══ Quoted passage ══

Union Minister for Electronics and Information Technology Shri Ashwini Vaishnaw announced the New Delhi Frontier AI Impact Commitments with an aim of democratizing AI access and innovation. This brings together leading frontier AI companies and India's domestic innovators for inclusive and responsible AI.
The first commitment, "Advancing Understanding of Real-World AI Usage," will focus on real-world AI use through anonymized and aggregated insights that would equip policymaking on the impact of AI on jobs, skills, productivity and economic transformation.
The second commitment, "Strengthening Multilingual and Contextual Evaluations," focuses on helping to democratize AI and its performance across global populations. While announcing this, the minister emphasized India's approach across the five layers of the AI stack: applications, models, compute, talent and energy. This provides a lens through which to view the various policy and other related initiatives.
As expected, media coverage has discussed the effectiveness of such voluntary initiatives, given there are no supporting binding instruments or accountability architectures. We must wait and see how things evolve.
The Ministry of Health and Family Welfare also announced two important policy initiatives. Titled the Strategy for Artificial Intelligence in Healthcare for India and Benchmarking Open Data Platform for Health AI, these initiatives are aimed to strengthen AI in India's digital health ecosystem.
Once more, we see that the acronyms, SAHI and BODH, seem to have been carefully chosen. "Sahi" means accurate in Hindi and "Bodh" is a Sanskrit derived word that means enlightenment.
Union Minister for Health and Family Welfare Shri Jagat Prakash Nadda referred to the SAHI as "a governance framework, policy compass, and national roadmap for the responsible use of AI in healthcare" and BODH as "a structured mechanism for testing and validating AI solutions before deployment at scale."

═══

> [Work to complete]
1. Answer these questions from the passage on India's AI commitments:
(a) What is the title of the first commitment?
(b) Which five layers of the AI stack did the minister emphasize?
(c) What does "Sahi" mean in Hindi?
2. Extend the passage on India's AI commitments, beginning after its final sentence.

══ Data section ══

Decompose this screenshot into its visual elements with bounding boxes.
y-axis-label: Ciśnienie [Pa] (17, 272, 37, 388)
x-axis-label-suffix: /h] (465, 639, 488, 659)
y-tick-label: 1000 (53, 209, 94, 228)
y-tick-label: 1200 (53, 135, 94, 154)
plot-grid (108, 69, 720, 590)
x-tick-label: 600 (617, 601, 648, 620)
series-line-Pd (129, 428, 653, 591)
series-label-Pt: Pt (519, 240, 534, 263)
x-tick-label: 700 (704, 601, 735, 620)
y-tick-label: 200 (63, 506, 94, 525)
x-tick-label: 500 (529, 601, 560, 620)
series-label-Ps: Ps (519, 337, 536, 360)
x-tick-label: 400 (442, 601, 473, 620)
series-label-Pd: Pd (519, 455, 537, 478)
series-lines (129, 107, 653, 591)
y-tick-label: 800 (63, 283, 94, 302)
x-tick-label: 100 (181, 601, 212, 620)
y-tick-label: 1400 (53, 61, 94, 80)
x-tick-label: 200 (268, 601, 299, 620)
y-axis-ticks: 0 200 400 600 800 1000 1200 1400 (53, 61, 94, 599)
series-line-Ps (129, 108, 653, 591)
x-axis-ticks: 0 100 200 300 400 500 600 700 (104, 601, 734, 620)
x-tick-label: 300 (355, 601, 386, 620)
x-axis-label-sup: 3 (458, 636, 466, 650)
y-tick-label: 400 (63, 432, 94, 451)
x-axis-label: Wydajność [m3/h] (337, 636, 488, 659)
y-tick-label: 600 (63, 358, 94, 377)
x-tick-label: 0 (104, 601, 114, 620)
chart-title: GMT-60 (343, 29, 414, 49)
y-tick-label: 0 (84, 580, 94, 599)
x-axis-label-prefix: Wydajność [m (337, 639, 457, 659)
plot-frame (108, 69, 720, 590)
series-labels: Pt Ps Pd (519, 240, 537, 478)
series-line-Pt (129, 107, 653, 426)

═══

> [Answers per task]
1.
(a) "Advancing Understanding of Real-World AI Usage"
(b) Applications, models, compute, talent and energy
(c) Accurate

2.
In other non-AI Summit news, India's Digital Personal Data Protection Act is slowly beginning to percolate into serious business conversations, beyond discussions around nuances of the law and penalties. This is evident in the stakeholders being roped in and the attention that it is receiving in boardrooms, corroborated as well by the chatter at IAPP KnowledgeNet meetings during the IAPP leadership team's visit.
Interestingly, while the law has yet to come into effect, citizens don't seem to be waiting around. There was controversy in the southern state of Kerala recently when the Kerala High Court flagged an intrusion of privacy of government employees. The Chief Minister's Office sent WhatsApp and email messages on the government's achievements ahead of state elections and two employees filed a petition alleging their mobile phone numbers and emails were illegally accessed.
I can only imagine how things will be come May 2027 when the DPDPA takes effect.
Meanwhile, the relatively small community of privacy professionals is set to see pressures increase. ISACA's State of Privacy 2026 survey found 55% of privacy professionals in India say their roles are more stressful today than they were five years ago. Shrinking teams, compliance complexity and rapid AI adoption are compounding the pressure, according to the survey.
Fun and exciting times ahead, indeed.
Shivangi Nadkarni is senior corporate vice president, digital trust at Persistent Systems Ltd.